Exercise task: Collect from the data below each line with "Annales".

═════ Listed records

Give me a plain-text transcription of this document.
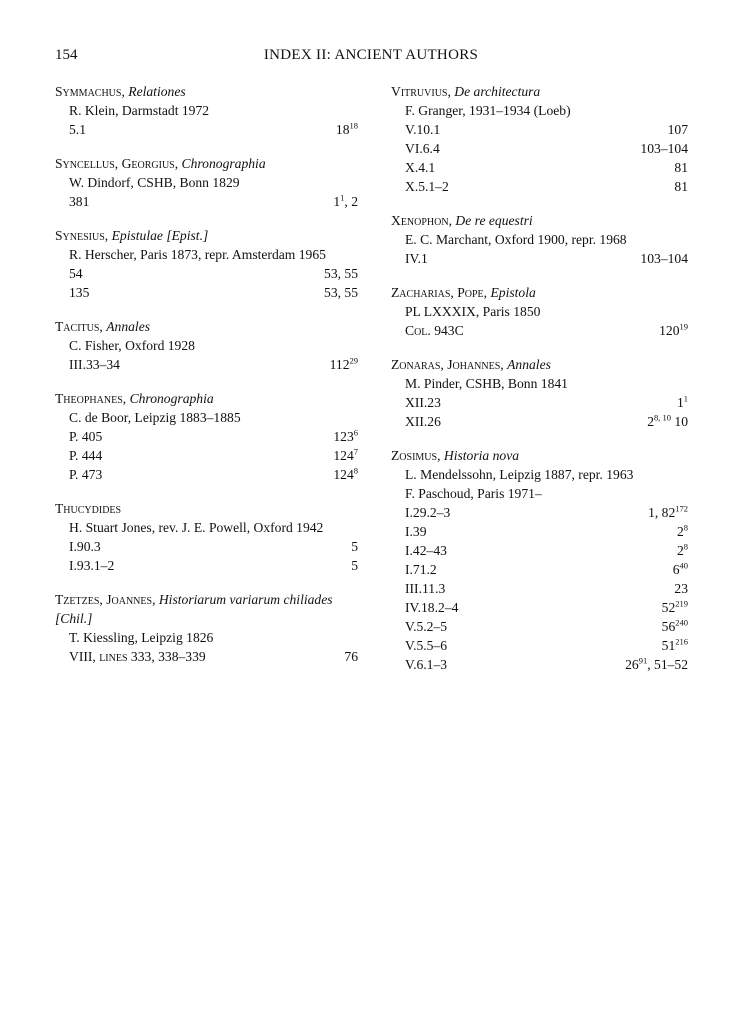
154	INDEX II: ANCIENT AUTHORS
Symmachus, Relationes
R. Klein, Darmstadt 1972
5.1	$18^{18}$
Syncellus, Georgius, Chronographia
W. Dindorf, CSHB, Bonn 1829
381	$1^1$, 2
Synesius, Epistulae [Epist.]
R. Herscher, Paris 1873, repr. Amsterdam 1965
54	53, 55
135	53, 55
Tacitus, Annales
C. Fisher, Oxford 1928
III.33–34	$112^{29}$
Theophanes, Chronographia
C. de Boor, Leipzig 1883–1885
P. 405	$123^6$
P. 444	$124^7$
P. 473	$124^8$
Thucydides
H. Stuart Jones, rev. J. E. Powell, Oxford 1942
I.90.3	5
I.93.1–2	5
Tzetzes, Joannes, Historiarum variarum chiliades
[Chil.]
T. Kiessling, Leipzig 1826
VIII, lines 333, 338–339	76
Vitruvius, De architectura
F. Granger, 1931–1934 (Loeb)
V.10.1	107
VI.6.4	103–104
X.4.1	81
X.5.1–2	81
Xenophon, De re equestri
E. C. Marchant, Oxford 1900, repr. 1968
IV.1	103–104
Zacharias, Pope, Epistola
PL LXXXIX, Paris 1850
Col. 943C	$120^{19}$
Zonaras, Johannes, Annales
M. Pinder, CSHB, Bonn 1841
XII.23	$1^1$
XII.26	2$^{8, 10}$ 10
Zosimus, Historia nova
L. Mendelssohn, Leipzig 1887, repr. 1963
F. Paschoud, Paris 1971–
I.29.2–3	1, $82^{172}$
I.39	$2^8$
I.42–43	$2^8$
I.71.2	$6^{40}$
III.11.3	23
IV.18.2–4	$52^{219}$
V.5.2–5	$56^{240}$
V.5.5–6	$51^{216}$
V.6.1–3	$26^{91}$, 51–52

══════════

Expected answer:
Tacitus, Annales
Zonaras, Johannes, Annales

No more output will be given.